BEGIN Extracted data
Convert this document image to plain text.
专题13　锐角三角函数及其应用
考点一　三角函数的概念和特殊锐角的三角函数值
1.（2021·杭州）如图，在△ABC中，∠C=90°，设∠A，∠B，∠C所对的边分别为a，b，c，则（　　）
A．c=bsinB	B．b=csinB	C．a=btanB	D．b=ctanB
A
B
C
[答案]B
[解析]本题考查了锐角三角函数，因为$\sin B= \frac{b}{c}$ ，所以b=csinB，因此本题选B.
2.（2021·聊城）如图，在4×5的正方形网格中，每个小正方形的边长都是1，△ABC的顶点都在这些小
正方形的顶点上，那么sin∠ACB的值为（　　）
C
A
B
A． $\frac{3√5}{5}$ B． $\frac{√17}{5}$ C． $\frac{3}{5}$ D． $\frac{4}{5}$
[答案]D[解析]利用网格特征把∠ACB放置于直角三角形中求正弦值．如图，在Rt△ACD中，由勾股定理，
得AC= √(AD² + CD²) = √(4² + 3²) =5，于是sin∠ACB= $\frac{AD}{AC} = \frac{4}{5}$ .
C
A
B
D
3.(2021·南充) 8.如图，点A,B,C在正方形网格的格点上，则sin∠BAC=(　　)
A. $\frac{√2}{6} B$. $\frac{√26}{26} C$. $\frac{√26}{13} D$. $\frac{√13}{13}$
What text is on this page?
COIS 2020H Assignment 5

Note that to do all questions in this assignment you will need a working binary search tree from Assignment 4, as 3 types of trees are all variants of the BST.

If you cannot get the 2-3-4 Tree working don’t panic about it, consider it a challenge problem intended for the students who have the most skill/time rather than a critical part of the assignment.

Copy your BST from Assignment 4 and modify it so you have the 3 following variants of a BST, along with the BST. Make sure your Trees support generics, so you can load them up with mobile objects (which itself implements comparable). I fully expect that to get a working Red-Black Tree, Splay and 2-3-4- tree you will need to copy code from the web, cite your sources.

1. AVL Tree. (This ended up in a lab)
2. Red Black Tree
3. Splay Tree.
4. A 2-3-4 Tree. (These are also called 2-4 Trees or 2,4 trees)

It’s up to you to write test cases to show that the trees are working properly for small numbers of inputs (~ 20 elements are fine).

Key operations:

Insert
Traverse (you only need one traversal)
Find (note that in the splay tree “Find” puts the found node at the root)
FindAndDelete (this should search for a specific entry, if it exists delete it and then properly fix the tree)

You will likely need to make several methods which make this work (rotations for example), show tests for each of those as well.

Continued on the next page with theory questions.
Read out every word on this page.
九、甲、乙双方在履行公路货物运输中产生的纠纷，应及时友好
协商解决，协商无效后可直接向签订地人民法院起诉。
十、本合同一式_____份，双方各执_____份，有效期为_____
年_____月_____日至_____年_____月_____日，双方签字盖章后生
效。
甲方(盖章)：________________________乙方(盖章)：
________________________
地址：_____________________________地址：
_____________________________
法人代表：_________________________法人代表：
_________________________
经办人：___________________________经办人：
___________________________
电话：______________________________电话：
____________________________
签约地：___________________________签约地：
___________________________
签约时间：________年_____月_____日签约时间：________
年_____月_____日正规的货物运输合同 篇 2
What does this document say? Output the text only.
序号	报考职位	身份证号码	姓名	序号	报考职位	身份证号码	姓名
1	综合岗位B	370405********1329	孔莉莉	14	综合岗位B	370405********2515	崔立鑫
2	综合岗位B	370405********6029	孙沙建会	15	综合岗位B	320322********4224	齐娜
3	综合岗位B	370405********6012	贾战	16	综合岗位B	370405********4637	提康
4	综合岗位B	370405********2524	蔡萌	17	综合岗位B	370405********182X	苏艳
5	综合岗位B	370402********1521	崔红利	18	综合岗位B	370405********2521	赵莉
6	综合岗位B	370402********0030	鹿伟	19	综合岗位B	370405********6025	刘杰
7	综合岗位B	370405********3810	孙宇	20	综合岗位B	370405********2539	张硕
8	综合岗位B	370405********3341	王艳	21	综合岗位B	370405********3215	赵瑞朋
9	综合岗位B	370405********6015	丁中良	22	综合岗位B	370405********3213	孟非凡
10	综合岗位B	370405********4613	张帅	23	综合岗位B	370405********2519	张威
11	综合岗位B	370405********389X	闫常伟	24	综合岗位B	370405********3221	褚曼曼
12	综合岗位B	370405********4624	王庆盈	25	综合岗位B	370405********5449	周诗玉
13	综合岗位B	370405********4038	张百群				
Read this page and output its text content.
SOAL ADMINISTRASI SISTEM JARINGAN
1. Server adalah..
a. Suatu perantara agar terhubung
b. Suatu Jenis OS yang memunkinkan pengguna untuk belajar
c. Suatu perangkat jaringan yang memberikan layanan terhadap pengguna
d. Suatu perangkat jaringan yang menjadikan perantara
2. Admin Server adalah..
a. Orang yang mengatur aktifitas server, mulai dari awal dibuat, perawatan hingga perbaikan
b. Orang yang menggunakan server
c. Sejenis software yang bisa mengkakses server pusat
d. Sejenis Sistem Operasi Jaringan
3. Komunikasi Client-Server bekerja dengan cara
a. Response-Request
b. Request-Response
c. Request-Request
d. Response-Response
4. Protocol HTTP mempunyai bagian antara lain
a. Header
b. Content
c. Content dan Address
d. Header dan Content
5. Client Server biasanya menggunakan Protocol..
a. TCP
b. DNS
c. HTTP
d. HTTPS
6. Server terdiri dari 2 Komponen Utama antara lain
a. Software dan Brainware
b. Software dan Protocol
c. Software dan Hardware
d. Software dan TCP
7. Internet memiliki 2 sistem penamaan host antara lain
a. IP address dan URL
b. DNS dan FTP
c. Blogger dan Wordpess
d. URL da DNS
END Extracted data
§ Problem
Copy out all lines from the material above that contain the string "dari".

§ Response
a. Orang yang mengatur aktifitas server, mulai dari awal dibuat, perawatan hingga perbaikan
6. Server terdiri dari 2 Komponen Utama antara lain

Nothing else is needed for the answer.